Check each line of the listing, and copy it if it contains the word "CHECKS".

(Saved entries)
-*-

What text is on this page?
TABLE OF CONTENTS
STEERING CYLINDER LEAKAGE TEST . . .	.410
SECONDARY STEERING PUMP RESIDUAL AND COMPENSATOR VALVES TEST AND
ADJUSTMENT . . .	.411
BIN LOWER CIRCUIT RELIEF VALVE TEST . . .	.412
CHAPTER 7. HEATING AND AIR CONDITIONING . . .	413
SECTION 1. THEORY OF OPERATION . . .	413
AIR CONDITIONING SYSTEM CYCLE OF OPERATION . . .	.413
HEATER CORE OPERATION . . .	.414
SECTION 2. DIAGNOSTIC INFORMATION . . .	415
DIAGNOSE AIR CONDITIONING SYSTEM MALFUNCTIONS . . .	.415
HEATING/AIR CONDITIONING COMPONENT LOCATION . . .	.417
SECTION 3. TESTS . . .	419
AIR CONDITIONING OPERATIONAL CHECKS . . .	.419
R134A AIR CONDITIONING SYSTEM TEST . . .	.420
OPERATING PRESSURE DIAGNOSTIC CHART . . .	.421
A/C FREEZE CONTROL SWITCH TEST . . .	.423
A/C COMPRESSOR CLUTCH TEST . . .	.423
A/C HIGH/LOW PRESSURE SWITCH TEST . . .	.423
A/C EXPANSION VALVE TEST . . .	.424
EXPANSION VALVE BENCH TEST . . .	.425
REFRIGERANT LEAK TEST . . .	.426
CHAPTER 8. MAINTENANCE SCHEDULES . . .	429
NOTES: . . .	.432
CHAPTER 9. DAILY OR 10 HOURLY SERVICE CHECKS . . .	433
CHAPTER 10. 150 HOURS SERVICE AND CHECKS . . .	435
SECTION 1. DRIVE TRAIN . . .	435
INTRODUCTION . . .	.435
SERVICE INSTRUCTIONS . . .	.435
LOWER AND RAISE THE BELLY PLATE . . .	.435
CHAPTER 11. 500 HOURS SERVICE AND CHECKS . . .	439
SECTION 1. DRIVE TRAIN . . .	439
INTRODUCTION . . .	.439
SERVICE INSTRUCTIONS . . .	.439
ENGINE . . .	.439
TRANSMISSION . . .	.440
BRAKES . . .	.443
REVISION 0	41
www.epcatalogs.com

-*-

● **OUTPUT**:
AIR CONDITIONING OPERATIONAL CHECKS . . .	.419
CHAPTER 9. DAILY OR 10 HOURLY SERVICE CHECKS . . .	433
CHAPTER 10. 150 HOURS SERVICE AND CHECKS . . .	435
CHAPTER 11. 500 HOURS SERVICE AND CHECKS . . .	439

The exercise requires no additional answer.